In order to further improve the electrochemical performance of electrode materials, in recent years, researchers have often adopted a variety of carbon coating synergistic modification strategies to combine the characteristics of different carbon materials to achieve the purpose of comprehensively improving the performance of materials. Xu et al.¹⁶³ constructed a 3D rGO shell-supported NVPF nanocuboid (NVPF@C@rGO) by a two-step method with the assistance of PVA. Among them, PVA plays a vital role in the preparation process. It regulates the interaction between the active NVPF particles and the rGO layer through the hydrogen bond between its hydroxyl group and rGO, resulting in a 3D framework composed of an NVPF nanocuboid and conformal coating rGO layer (Fig. 10aI–IV). With this unique structure, NVPF@C@rGO exhibits excellent sodium storage performance and cycle stability. In order to improve the poor cycle stability caused by the low conductivity of Na₄MnCr(PO₄)₃ and the Jahn–Teller effect of Mn³⁺, Chen et al.¹⁶⁴ selected a multi-carbon layer strategy to prepare NMCP@C@PVP@CNTs composites (Fig. 10bII–IV). In this strategy, the excellent conductivity of CNTs can effectively improve the capacity and rate performance of the material. PVP not only improves the conductivity of the material but also helps to improve the cycle stability of the material. On the one hand, the incomplete combustion of PVP forms a carbon coating with abundant defects. On the other hand, PVP, as a non-ionic surfactant, forms micelles and disperses particles in aqueous solution, which effectively regulates the shape and size of particles and alleviates the lattice stress caused by Jahn–Teller distortion of Mn³⁺ during charging and discharging. Finally, NMCP@C@PVP@CNTs exhibited a higher sodium diffusion coefficient (D_Na⁺ about 2.3 × 10⁻¹² cm² s⁻¹), conductivity (R_p = 103 Ω) and cycle stability (Fig. 10bI).

Fig. 10 (a) (I and II) SEM and (III and IV) TEM images of NVPF@C@rGO. Reproduced with permission from ref. 163 Copyright 2024, Elsevier. (b) (I) Long-term cycle performance of NMCP series samples at a high rate of 5C. (II) SEM, (III)TEM, and (IV) HR-TEM images of NMCP@C@PVP@CNTs. Reproduced with permission from ref. 164 Copyright 2024, Elsevier. (c) Schematic illustrations of the electrode/electrolyte interface mechanism. Reproduced with permission from ref. 168 Copyright 2023, Elsevier.

#### [DATASET]
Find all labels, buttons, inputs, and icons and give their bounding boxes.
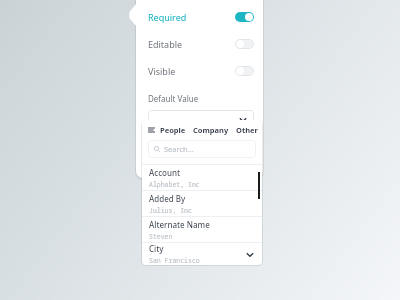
button[interactable]: — — [148, 110, 254, 129]
staticText: Search... — [164, 144, 194, 154]
staticText: Required — [148, 11, 187, 23]
button[interactable]: Search... — [148, 140, 256, 158]
staticText: Alphabet, Inc — [149, 180, 200, 189]
staticText: San Francisco — [149, 256, 200, 265]
button[interactable]: Alternate Name — [142, 216, 262, 242]
button[interactable]: Menu — [148, 127, 155, 133]
staticText: Julius, Inc — [149, 206, 192, 215]
button[interactable]: Company — [193, 125, 229, 135]
staticText: Alternate Name — [149, 219, 210, 230]
staticText: Visible — [148, 65, 176, 77]
button[interactable]: Added By — [142, 190, 262, 216]
button[interactable]: Required — [148, 5, 254, 29]
button[interactable]: Editable — [148, 32, 254, 56]
staticText: Added By — [149, 193, 186, 204]
staticText: Default Value — [148, 93, 199, 104]
button[interactable]: Visible — [148, 59, 254, 83]
button[interactable]: People — [160, 125, 186, 135]
button[interactable]: Other — [236, 125, 258, 135]
staticText: Steven — [149, 232, 173, 241]
button[interactable]: Account — [142, 164, 262, 190]
staticText: City — [149, 243, 164, 254]
staticText: Account — [149, 167, 181, 178]
button[interactable]: City — [142, 242, 262, 265]
staticText: Field Mapping — [148, 141, 202, 152]
staticText: Editable — [148, 38, 183, 50]
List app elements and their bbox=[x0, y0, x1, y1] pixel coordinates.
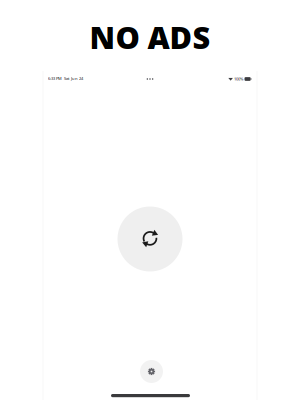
staticText: NO ADS bbox=[90, 17, 210, 57]
button[interactable]: Refresh bbox=[118, 206, 182, 272]
staticText: 100% bbox=[234, 76, 243, 82]
staticText: 6:33 PM Sat Jun 24 bbox=[48, 76, 83, 81]
button[interactable]: Settings bbox=[140, 360, 163, 383]
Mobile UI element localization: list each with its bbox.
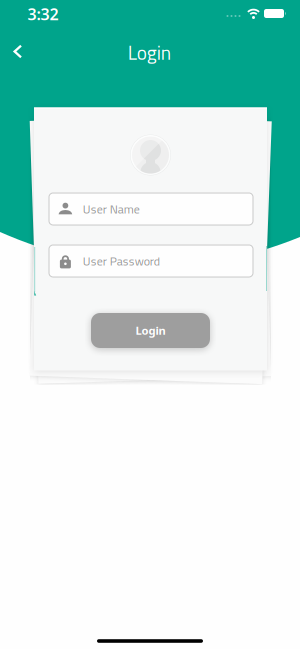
staticText: User Name [83, 200, 140, 218]
staticText: Login [136, 323, 166, 338]
button[interactable]: Login [91, 313, 210, 348]
button[interactable]: User Password [49, 245, 253, 277]
staticText: Login [128, 38, 171, 67]
button[interactable]: Back [7, 40, 29, 62]
staticText: 3:32 [28, 3, 58, 25]
staticText: User Password [83, 252, 160, 270]
button[interactable]: User Name [49, 193, 253, 225]
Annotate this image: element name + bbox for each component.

#### [EXERCISE REQUIREMENTS]
(A) In the carbon coating passage, which polymer helped Xu et al. build the NVPF@C@rGO nanocuboid?
(B) Rewrite the carbon coating passage starting at "Fig. 10 (a)" and ending at "Copyright 2023, Elsevier.", swapping "images" for "micrographs".

#### [COMPLETED EXERCISE]
(A) PVA

(B)
Fig. 10 (a) (I and II) SEM and (III and IV) TEM micrographs of NVPF@C@rGO. Reproduced with permission from ref. 163 Copyright 2024, Elsevier. (b) (I) Long-term cycle performance of NMCP series samples at a high rate of 5C. (II) SEM, (III)TEM, and (IV) HR-TEM micrographs of NMCP@C@PVP@CNTs. Reproduced with permission from ref. 164 Copyright 2024, Elsevier. (c) Schematic illustrations of the electrode/electrolyte interface mechanism. Reproduced with permission from ref. 168 Copyright 2023, Elsevier.